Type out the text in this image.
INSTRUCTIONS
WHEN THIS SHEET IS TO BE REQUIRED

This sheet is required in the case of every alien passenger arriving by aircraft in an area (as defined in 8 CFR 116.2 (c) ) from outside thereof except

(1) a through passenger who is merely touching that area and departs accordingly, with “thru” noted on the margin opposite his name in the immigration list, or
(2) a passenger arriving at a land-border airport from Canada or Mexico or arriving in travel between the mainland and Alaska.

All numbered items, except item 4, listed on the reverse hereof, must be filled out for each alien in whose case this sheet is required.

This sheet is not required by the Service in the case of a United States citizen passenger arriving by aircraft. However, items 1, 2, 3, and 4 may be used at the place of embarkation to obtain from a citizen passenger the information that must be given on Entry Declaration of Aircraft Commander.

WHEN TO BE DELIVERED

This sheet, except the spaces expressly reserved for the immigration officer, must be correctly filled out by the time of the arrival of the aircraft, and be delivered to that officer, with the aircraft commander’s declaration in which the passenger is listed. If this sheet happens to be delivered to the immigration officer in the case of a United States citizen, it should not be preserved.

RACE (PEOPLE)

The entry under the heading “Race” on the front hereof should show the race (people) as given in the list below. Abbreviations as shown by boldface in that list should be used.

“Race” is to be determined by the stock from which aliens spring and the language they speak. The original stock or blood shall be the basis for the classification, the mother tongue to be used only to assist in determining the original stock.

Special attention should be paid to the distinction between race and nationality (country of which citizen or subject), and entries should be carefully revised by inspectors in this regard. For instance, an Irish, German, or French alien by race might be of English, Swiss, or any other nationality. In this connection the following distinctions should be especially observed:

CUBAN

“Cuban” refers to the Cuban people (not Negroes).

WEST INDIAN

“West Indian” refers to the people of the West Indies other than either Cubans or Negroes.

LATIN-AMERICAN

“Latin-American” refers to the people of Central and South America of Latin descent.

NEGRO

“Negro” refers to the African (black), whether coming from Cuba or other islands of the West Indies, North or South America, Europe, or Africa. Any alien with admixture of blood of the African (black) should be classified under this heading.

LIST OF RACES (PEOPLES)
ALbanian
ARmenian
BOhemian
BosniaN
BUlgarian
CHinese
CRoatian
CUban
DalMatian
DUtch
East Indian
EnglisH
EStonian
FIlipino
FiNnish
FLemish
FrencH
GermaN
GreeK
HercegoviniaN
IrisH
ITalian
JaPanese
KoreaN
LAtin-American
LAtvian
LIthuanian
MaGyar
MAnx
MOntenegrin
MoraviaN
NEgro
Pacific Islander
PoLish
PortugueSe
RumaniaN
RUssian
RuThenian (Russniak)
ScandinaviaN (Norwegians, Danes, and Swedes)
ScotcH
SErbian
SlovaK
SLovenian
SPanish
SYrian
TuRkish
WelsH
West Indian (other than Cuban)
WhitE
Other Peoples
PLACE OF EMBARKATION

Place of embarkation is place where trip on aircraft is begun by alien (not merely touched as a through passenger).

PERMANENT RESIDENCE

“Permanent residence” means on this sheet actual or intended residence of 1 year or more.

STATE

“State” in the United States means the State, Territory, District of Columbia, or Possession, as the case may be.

□ □ □

Without leaving anything out, give the entries again exactly.

Type out the text in this image.
INSTRUCTIONS
WHEN THIS SHEET IS TO BE REQUIRED

This sheet is required in the case of every alien passenger arriving by aircraft in an area (as defined in 8 CFR 116.2 (c) ) from outside thereof except

(1) a through passenger who is merely touching that area and departs accordingly, with “thru” noted on the margin opposite his name in the immigration list, or
(2) a passenger arriving at a land-border airport from Canada or Mexico or arriving in travel between the mainland and Alaska.

All numbered items, except item 4, listed on the reverse hereof, must be filled out for each alien in whose case this sheet is required.

This sheet is not required by the Service in the case of a United States citizen passenger arriving by aircraft. However, items 1, 2, 3, and 4 may be used at the place of embarkation to obtain from a citizen passenger the information that must be given on Entry Declaration of Aircraft Commander.

WHEN TO BE DELIVERED

This sheet, except the spaces expressly reserved for the immigration officer, must be correctly filled out by the time of the arrival of the aircraft, and be delivered to that officer, with the aircraft commander’s declaration in which the passenger is listed. If this sheet happens to be delivered to the immigration officer in the case of a United States citizen, it should not be preserved.

RACE (PEOPLE)

The entry under the heading “Race” on the front hereof should show the race (people) as given in the list below. Abbreviations as shown by boldface in that list should be used.

“Race” is to be determined by the stock from which aliens spring and the language they speak. The original stock or blood shall be the basis for the classification, the mother tongue to be used only to assist in determining the original stock.

Special attention should be paid to the distinction between race and nationality (country of which citizen or subject), and entries should be carefully revised by inspectors in this regard. For instance, an Irish, German, or French alien by race might be of English, Swiss, or any other nationality. In this connection the following distinctions should be especially observed:

CUBAN

“Cuban” refers to the Cuban people (not Negroes).

WEST INDIAN

“West Indian” refers to the people of the West Indies other than either Cubans or Negroes.

LATIN-AMERICAN

“Latin-American” refers to the people of Central and South America of Latin descent.

NEGRO

“Negro” refers to the African (black), whether coming from Cuba or other islands of the West Indies, North or South America, Europe, or Africa. Any alien with admixture of blood of the African (black) should be classified under this heading.

LIST OF RACES (PEOPLES)
ALbanian
ARmenian
BOhemian
BosniaN
BUlgarian
CHinese
CRoatian
CUban
DalMatian
DUtch
East Indian
EnglisH
EStonian
FIlipino
FiNnish
FLemish
FrencH
GermaN
GreeK
HercegoviniaN
IrisH
ITalian
JaPanese
KoreaN
LAtin-American
LAtvian
LIthuanian
MaGyar
MAnx
MOntenegrin
MoraviaN
NEgro
Pacific Islander
PoLish
PortugueSe
RumaniaN
RUssian
RuThenian (Russniak)
ScandinaviaN (Norwegians, Danes, and Swedes)
ScotcH
SErbian
SlovaK
SLovenian
SPanish
SYrian
TuRkish
WelsH
West Indian (other than Cuban)
WhitE
Other Peoples
PLACE OF EMBARKATION

Place of embarkation is place where trip on aircraft is begun by alien (not merely touched as a through passenger).

PERMANENT RESIDENCE

“Permanent residence” means on this sheet actual or intended residence of 1 year or more.

STATE

“State” in the United States means the State, Territory, District of Columbia, or Possession, as the case may be.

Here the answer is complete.